#### WRITTEN EXERCISE
In your copy, include every line of the listing below exactly but none of the pictures.

#### RECORDS FOR THE EXERCISE
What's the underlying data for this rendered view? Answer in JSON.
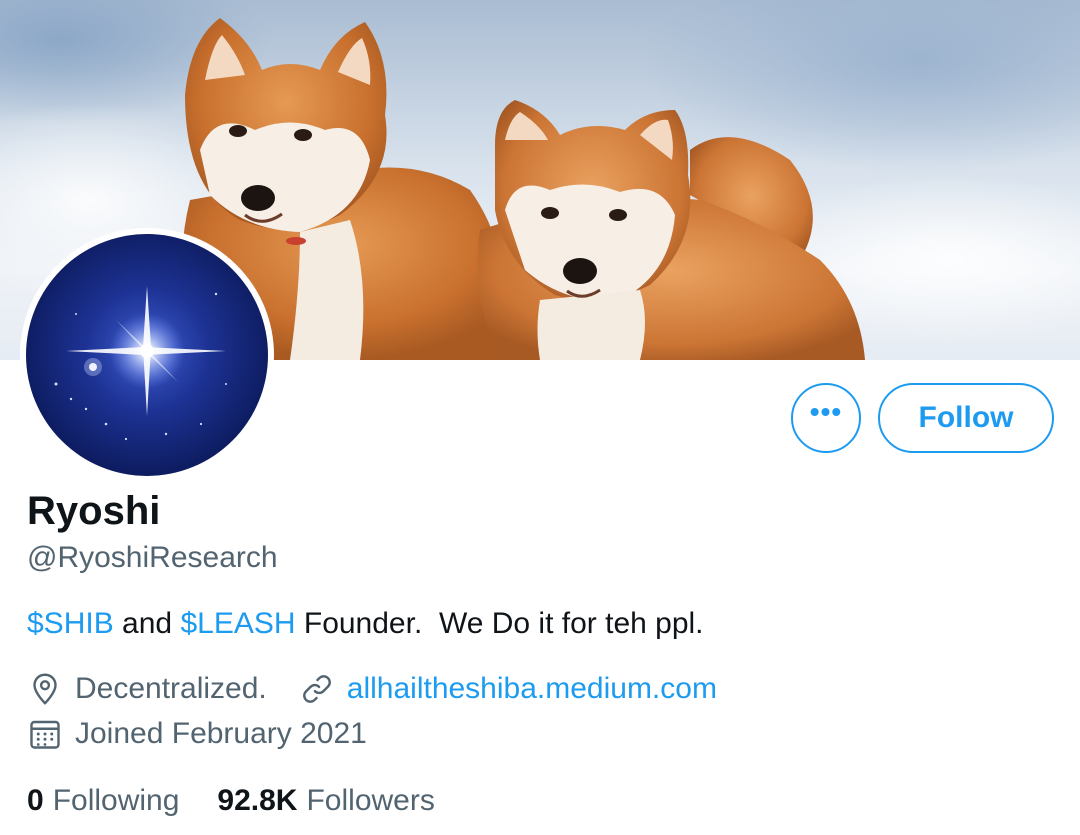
{
  "profile": {
    "display_name": "Ryoshi",
    "handle": "@RyoshiResearch",
    "bio": {
      "cashtag1": "$SHIB",
      "and": " and ",
      "cashtag2": "$LEASH",
      "rest": " Founder.  We Do it for teh ppl."
    },
    "location": "Decentralized.",
    "website": "allhailtheshiba.medium.com",
    "joined": "Joined February 2021"
  },
  "actions": {
    "more_label": "•••",
    "follow_label": "Follow"
  },
  "stats": {
    "following_count": "0",
    "following_label": "Following",
    "followers_count": "92.8K",
    "followers_label": "Followers"
  },
  "icons": {
    "more": "more-icon",
    "location": "location-pin-icon",
    "link": "link-icon",
    "calendar": "calendar-icon"
  },
  "colors": {
    "accent": "#1d9bf0",
    "text_primary": "#0f1419",
    "text_secondary": "#536471"
  }
}
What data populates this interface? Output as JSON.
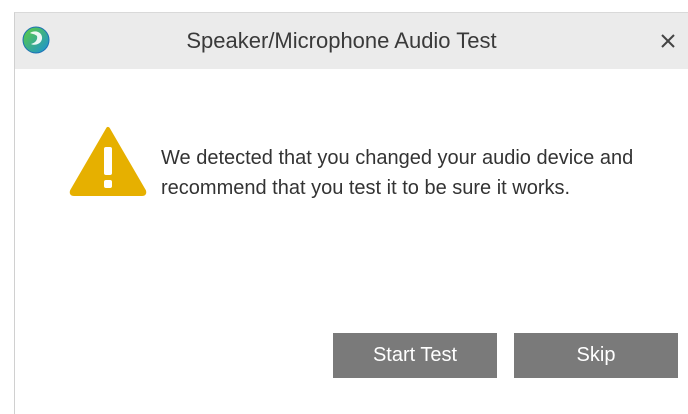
{
  "window": {
    "title": "Speaker/Microphone Audio Test",
    "app_icon": "webex-logo-icon",
    "close_icon": "close-icon"
  },
  "dialog": {
    "warning_icon": "warning-icon",
    "message": "We detected that you changed your audio device and recommend that you test it to be sure it works."
  },
  "buttons": {
    "start_test": "Start Test",
    "skip": "Skip"
  },
  "colors": {
    "titlebar_bg": "#ebebeb",
    "button_bg": "#7a7a7a",
    "warning": "#e6b000"
  }
}
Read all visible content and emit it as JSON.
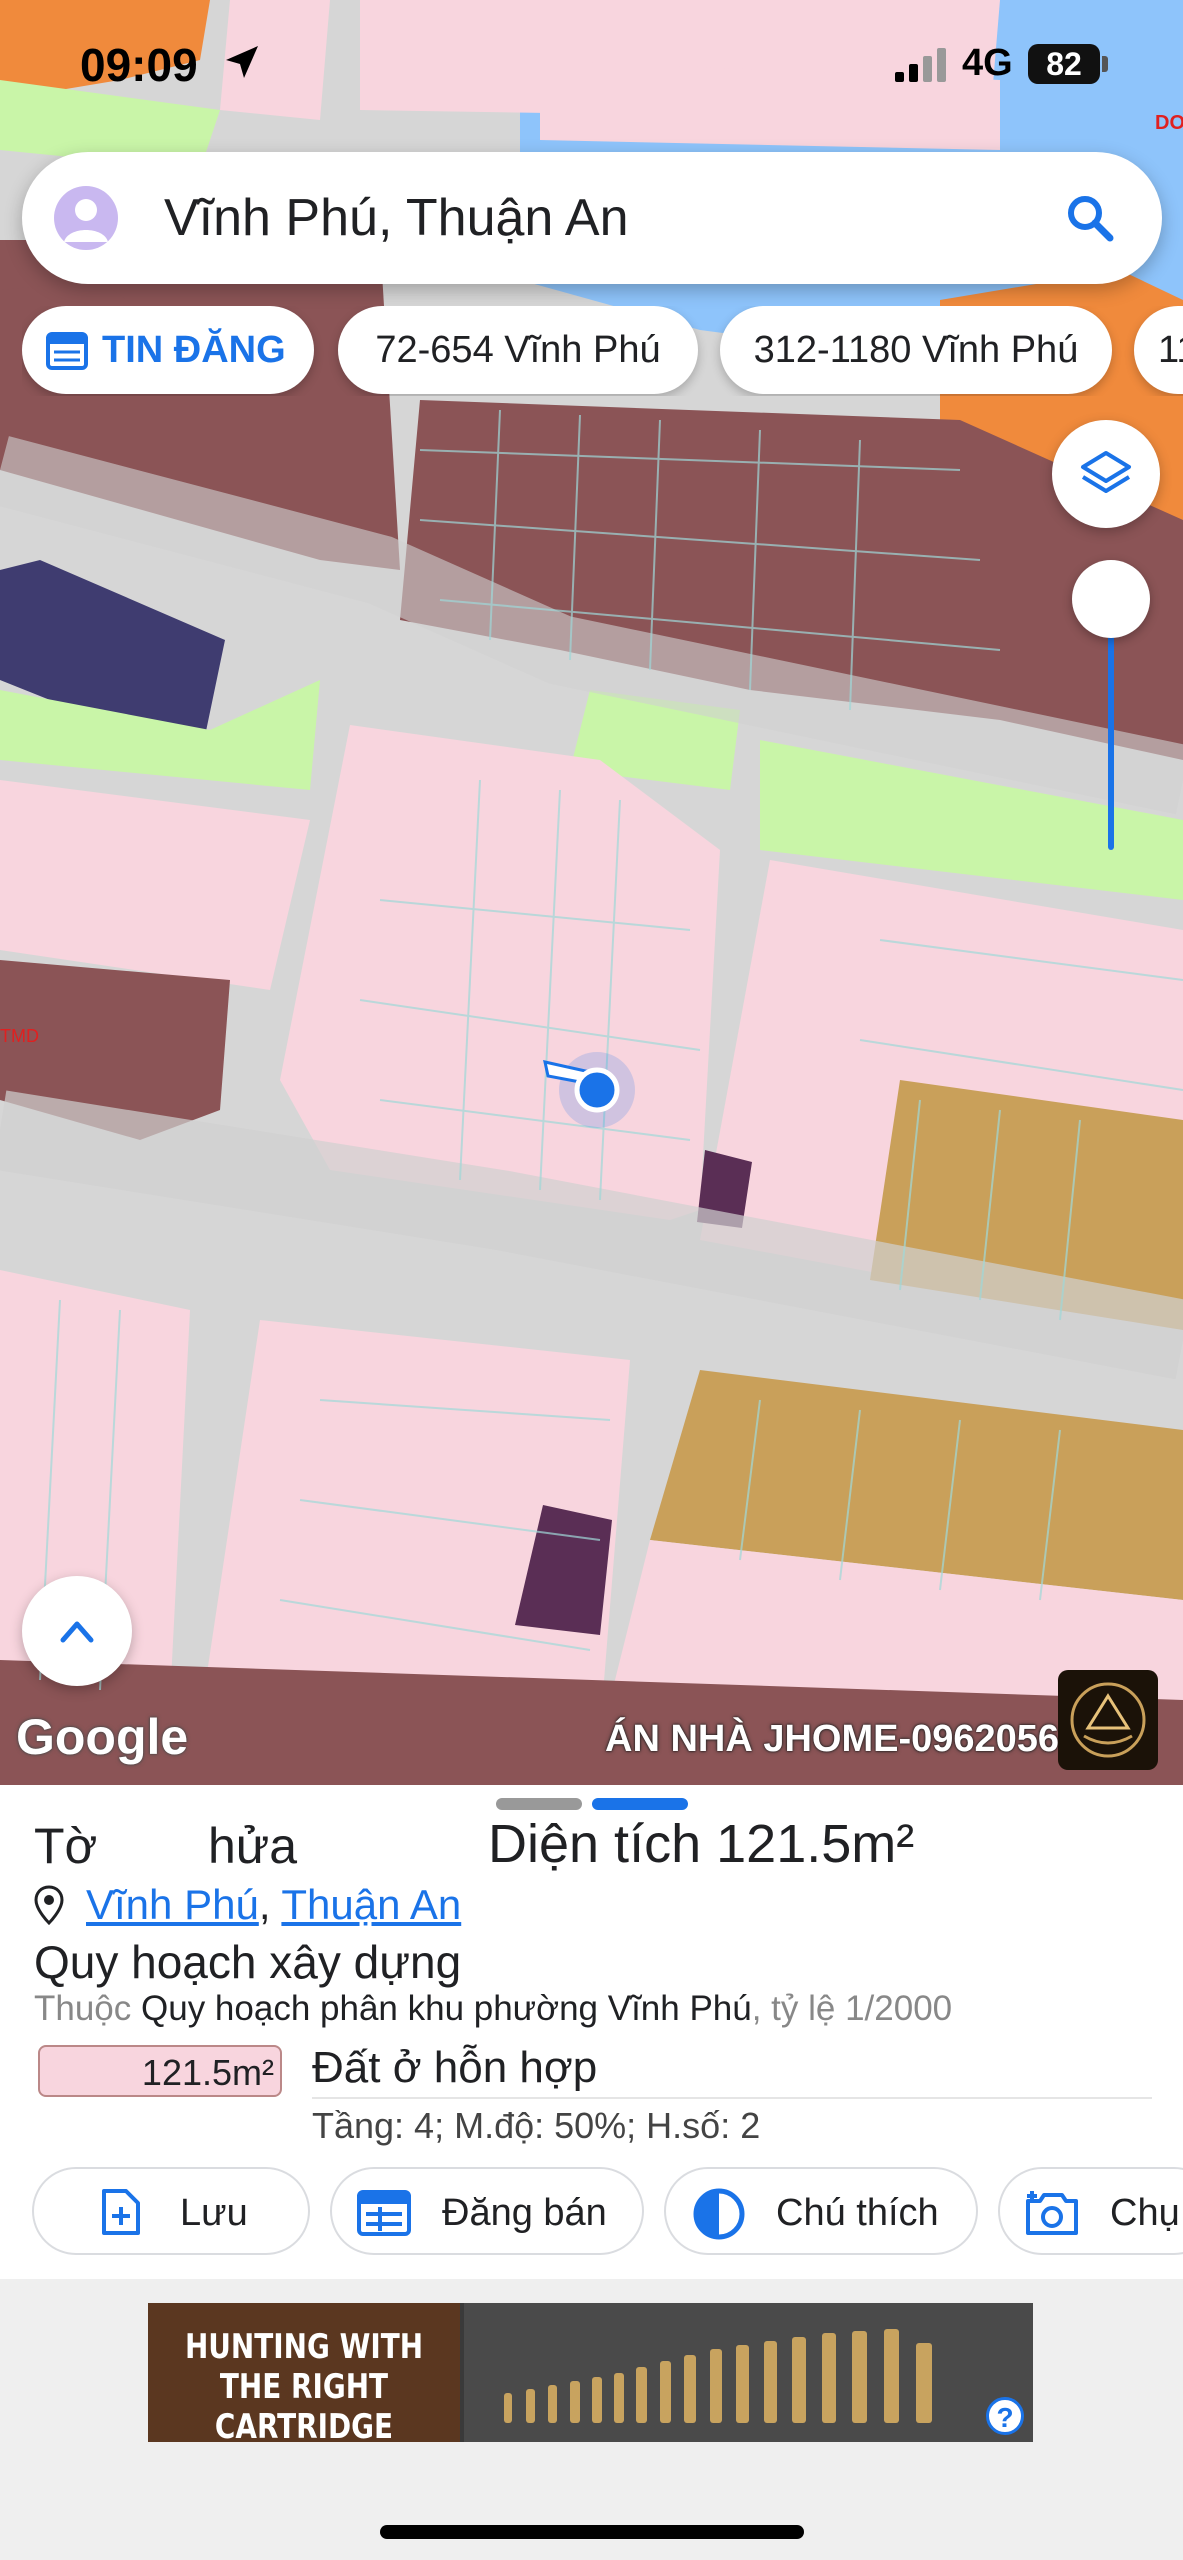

#### RESULT OF THIS EXERCISE
What's the underlying data for this rendered view? Answer in JSON.
{
  "profile": {
    "display_name": "Ryoshi",
    "handle": "@RyoshiResearch",
    "bio": {
      "cashtag1": "$SHIB",
      "and": " and ",
      "cashtag2": "$LEASH",
      "rest": " Founder.  We Do it for teh ppl."
    },
    "location": "Decentralized.",
    "website": "allhailtheshiba.medium.com",
    "joined": "Joined February 2021"
  },
  "actions": {
    "more_label": "•••",
    "follow_label": "Follow"
  },
  "stats": {
    "following_count": "0",
    "following_label": "Following",
    "followers_count": "92.8K",
    "followers_label": "Followers"
  },
  "icons": {
    "more": "more-icon",
    "location": "location-pin-icon",
    "link": "link-icon",
    "calendar": "calendar-icon"
  },
  "colors": {
    "accent": "#1d9bf0",
    "text_primary": "#0f1419",
    "text_secondary": "#536471"
  }
}
What data populates this interface? Output as JSON.
{
  "window": {
    "title": "Speaker/Microphone Audio Test",
    "app_icon": "webex-logo-icon",
    "close_icon": "close-icon"
  },
  "dialog": {
    "warning_icon": "warning-icon",
    "message": "We detected that you changed your audio device and recommend that you test it to be sure it works."
  },
  "buttons": {
    "start_test": "Start Test",
    "skip": "Skip"
  },
  "colors": {
    "titlebar_bg": "#ebebeb",
    "button_bg": "#7a7a7a",
    "warning": "#e6b000"
  }
}
Read all visible content and emit it as JSON.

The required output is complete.